* WHAT IS NEEDED: Gather all lines in the entries below that include the word "净利润增长率".

Data records:
+-------+

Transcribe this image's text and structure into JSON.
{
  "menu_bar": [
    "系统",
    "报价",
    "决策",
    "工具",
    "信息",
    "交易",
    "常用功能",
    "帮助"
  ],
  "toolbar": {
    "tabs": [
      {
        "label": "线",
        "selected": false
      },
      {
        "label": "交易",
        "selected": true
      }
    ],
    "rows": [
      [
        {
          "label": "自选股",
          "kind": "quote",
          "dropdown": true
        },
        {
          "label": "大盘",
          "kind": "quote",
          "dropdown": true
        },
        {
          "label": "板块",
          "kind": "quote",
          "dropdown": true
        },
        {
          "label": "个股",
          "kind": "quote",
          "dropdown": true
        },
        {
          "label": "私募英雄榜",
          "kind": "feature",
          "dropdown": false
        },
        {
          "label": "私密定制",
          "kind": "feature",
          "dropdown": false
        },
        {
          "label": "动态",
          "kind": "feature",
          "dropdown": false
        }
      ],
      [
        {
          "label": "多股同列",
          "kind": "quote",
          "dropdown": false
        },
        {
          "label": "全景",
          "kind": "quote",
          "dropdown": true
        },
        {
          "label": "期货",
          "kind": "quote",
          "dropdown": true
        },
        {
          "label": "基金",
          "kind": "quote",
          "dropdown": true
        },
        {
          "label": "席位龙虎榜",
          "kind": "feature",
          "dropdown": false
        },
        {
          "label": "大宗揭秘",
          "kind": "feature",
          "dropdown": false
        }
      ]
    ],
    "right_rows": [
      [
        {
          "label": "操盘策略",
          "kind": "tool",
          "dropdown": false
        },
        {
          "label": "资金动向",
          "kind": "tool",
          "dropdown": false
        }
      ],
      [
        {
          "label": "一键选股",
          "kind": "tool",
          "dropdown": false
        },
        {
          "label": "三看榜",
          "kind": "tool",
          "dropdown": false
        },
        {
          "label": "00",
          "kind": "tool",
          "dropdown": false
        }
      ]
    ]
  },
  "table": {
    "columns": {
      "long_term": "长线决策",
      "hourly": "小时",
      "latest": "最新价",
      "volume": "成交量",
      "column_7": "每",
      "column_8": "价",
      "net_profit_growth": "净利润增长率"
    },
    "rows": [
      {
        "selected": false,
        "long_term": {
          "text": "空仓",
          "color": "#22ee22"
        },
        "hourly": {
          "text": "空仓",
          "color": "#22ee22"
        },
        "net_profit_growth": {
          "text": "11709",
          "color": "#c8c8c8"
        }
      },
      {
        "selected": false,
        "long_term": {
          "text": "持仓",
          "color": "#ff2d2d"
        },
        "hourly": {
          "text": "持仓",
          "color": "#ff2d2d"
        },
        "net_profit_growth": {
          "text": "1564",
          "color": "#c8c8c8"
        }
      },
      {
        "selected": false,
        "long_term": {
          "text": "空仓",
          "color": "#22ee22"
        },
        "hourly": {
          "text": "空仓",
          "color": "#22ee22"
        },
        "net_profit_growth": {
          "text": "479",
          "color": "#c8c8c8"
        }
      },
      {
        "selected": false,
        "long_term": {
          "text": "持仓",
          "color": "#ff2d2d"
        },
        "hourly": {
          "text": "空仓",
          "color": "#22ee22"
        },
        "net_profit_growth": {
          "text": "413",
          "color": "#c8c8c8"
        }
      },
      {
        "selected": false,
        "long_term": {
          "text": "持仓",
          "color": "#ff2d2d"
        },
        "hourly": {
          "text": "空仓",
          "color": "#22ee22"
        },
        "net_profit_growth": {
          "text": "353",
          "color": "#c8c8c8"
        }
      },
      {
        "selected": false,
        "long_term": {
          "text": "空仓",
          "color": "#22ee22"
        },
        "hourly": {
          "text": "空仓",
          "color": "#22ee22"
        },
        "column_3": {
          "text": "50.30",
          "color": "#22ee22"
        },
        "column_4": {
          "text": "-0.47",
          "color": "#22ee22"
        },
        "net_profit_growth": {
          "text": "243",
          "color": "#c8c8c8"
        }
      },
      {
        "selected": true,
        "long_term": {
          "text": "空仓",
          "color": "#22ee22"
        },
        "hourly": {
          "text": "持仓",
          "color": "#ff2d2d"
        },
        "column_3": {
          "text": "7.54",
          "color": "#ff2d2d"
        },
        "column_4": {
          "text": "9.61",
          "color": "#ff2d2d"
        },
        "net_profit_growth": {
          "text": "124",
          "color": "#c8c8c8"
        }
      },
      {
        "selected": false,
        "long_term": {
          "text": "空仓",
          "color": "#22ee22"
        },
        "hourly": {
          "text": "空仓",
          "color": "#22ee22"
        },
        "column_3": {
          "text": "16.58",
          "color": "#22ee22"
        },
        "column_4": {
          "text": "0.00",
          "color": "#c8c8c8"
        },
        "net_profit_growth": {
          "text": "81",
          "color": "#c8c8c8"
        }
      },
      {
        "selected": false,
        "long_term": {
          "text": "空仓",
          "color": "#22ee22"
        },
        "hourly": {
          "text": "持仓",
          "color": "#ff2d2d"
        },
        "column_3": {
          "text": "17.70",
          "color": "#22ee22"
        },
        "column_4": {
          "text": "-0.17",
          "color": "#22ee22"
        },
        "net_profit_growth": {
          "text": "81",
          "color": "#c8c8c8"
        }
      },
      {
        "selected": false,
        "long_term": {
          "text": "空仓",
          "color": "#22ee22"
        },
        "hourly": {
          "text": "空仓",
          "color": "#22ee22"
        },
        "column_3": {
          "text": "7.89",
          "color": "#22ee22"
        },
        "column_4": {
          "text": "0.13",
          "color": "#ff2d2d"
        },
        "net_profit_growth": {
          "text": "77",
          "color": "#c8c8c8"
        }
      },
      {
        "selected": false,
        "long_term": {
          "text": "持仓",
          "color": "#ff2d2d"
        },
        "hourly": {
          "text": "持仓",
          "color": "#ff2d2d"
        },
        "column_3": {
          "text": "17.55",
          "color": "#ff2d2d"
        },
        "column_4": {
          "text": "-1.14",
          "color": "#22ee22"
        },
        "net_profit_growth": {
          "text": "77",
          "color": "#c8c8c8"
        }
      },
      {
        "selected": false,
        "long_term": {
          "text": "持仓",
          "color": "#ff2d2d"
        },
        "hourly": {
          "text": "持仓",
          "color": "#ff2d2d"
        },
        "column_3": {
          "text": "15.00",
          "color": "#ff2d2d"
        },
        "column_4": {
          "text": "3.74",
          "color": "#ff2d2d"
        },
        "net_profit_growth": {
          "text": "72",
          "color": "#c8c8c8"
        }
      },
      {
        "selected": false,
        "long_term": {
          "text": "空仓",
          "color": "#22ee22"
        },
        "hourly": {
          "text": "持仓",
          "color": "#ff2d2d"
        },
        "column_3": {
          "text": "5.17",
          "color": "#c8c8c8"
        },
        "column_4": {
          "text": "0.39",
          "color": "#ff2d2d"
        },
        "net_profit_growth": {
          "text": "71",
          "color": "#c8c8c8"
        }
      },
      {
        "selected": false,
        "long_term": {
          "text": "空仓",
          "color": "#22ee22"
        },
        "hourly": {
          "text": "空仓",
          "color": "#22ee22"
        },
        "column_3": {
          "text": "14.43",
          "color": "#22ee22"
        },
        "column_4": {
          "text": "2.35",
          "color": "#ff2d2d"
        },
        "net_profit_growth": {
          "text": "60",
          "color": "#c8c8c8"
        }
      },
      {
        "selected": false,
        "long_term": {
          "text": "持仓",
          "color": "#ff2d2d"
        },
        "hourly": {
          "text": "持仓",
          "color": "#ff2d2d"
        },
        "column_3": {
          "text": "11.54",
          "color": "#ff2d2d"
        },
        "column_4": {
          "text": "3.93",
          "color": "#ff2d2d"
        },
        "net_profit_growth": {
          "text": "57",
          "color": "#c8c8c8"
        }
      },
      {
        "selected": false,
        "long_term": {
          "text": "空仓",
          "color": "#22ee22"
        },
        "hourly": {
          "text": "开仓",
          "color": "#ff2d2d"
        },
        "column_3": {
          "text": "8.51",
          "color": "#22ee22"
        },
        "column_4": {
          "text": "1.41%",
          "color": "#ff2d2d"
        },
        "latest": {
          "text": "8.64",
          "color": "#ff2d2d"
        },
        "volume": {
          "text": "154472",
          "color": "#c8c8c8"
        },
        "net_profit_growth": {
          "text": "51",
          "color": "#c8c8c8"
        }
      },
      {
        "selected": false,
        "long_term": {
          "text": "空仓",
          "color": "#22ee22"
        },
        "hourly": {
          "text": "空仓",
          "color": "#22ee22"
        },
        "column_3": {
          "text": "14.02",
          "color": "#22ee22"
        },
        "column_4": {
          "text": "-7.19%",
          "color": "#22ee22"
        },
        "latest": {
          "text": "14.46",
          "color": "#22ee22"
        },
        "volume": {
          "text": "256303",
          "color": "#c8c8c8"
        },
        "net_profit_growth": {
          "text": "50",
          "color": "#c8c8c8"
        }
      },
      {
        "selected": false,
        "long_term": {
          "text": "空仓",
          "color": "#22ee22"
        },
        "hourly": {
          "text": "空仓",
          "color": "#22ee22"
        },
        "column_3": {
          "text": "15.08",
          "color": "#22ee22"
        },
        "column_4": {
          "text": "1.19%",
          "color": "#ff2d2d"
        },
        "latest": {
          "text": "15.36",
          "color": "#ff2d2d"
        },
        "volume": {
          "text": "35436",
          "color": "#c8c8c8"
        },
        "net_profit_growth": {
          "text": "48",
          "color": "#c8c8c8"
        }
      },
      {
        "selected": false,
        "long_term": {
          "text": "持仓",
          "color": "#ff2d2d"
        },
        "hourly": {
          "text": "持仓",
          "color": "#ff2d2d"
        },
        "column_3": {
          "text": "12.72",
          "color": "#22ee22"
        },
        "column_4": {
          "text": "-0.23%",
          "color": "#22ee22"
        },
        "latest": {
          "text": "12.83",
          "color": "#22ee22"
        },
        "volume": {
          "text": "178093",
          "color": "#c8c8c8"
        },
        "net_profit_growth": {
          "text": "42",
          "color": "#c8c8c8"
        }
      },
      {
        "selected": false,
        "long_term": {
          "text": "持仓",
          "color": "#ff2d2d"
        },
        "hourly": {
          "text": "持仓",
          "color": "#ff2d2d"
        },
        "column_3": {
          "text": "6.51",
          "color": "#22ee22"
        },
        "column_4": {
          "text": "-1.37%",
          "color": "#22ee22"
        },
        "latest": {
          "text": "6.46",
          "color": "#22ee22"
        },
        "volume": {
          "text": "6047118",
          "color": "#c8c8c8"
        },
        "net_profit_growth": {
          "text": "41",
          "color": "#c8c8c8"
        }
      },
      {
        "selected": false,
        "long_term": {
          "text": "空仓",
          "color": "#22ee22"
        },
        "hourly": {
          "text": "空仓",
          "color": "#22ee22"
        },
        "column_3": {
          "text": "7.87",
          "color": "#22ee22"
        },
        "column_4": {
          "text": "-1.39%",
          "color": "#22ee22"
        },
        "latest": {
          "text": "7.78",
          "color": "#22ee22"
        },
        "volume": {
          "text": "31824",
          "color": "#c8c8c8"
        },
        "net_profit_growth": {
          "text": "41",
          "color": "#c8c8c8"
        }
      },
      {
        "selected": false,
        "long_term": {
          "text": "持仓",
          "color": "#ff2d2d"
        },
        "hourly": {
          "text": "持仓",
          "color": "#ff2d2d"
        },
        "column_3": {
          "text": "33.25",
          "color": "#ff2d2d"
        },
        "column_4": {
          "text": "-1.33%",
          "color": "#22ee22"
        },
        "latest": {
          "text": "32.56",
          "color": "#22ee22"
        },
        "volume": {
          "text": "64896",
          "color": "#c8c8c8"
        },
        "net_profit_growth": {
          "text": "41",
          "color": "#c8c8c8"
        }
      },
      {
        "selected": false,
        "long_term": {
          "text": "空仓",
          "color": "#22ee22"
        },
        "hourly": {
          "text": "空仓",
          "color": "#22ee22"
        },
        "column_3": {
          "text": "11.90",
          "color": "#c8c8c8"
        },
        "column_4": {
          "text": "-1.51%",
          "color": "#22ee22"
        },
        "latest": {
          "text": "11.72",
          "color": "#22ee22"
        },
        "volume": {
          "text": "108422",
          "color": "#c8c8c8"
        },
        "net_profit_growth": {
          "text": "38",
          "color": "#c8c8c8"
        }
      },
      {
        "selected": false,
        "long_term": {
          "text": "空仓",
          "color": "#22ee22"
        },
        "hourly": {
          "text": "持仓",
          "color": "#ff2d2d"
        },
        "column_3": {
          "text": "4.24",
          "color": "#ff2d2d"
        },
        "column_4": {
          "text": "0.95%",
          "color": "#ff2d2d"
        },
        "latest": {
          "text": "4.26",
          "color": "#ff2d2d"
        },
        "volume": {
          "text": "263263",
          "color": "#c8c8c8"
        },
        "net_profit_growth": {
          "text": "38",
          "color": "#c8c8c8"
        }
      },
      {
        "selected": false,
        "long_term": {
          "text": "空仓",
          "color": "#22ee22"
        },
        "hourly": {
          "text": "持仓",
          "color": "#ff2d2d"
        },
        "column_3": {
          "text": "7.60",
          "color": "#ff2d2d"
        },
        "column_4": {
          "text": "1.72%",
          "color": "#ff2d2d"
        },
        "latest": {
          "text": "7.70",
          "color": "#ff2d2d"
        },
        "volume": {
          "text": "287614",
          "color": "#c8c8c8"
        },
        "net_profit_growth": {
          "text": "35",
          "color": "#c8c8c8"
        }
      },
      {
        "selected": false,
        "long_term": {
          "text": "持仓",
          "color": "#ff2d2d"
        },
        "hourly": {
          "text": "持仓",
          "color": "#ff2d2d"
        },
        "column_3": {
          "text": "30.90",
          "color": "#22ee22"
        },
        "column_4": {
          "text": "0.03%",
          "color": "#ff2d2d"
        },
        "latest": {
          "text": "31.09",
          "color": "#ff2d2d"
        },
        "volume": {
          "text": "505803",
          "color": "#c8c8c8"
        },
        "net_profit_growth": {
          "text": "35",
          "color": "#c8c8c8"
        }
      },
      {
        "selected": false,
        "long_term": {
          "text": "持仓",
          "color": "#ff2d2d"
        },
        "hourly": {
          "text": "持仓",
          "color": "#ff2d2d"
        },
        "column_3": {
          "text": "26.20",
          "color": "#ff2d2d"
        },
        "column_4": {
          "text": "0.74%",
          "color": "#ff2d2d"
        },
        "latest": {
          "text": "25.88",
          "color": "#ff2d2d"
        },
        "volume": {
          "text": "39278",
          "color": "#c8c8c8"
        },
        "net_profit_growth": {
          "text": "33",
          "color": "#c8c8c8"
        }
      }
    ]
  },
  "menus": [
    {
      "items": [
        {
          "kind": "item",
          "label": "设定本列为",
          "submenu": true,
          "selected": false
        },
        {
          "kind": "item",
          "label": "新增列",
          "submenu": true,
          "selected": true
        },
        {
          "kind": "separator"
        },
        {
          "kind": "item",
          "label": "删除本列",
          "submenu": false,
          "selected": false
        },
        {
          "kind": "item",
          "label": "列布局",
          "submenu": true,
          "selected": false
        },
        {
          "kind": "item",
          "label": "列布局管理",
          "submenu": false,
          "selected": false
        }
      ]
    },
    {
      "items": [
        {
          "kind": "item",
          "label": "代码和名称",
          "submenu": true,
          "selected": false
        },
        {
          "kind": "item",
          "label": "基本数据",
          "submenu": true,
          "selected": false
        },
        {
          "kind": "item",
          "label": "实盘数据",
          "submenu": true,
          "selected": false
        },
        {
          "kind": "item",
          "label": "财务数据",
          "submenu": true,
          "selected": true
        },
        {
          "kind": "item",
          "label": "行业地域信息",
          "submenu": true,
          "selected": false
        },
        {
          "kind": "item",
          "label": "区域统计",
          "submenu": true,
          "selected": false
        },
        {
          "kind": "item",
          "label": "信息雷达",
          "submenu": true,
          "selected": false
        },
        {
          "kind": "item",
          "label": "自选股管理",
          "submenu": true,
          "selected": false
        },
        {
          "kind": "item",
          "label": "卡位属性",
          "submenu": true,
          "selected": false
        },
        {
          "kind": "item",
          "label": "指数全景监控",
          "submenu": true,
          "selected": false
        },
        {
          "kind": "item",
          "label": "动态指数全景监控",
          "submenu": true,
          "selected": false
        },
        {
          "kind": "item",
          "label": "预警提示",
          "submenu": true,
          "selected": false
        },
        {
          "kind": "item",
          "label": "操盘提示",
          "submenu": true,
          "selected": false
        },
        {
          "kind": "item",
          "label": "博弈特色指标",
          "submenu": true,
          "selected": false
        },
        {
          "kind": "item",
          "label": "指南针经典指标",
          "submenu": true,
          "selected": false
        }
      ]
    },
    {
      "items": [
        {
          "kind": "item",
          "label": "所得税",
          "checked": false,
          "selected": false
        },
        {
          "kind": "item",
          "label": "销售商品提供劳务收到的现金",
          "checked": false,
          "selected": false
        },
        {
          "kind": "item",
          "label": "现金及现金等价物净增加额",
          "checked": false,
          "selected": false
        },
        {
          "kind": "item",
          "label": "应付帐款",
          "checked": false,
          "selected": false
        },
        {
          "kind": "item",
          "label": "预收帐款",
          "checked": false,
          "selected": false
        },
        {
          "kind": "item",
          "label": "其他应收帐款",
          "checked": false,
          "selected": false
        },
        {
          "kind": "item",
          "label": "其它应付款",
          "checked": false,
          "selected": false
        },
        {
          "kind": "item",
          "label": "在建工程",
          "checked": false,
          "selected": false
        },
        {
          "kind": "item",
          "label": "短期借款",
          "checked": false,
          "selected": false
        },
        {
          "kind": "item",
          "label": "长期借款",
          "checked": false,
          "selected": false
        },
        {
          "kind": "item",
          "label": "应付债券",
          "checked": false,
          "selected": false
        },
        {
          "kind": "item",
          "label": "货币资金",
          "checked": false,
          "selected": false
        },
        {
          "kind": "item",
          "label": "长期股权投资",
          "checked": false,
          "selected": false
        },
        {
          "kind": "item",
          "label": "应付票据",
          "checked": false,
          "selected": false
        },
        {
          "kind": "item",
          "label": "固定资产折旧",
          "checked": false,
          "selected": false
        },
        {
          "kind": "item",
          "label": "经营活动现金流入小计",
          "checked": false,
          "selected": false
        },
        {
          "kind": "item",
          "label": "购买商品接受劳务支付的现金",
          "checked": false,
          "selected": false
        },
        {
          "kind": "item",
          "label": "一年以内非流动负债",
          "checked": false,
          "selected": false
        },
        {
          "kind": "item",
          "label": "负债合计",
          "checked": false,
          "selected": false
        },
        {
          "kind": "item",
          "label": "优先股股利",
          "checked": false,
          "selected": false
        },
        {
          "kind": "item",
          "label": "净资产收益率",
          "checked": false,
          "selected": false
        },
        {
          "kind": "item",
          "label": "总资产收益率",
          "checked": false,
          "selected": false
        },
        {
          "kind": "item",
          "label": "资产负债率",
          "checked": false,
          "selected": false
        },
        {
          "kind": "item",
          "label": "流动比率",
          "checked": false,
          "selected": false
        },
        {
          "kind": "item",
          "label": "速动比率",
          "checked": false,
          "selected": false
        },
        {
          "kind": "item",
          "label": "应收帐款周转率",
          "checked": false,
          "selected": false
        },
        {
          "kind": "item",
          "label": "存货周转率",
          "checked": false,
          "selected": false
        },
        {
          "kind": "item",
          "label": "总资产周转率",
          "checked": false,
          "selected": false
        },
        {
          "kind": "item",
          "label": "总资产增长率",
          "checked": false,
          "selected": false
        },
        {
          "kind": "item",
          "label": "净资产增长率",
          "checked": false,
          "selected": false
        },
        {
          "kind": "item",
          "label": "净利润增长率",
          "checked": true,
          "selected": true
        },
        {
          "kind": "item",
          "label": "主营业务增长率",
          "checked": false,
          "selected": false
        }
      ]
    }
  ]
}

+-------+

* SOLUTION FOR THIS TASK:
      "net_profit_growth": "净利润增长率"
          "label": "净利润增长率",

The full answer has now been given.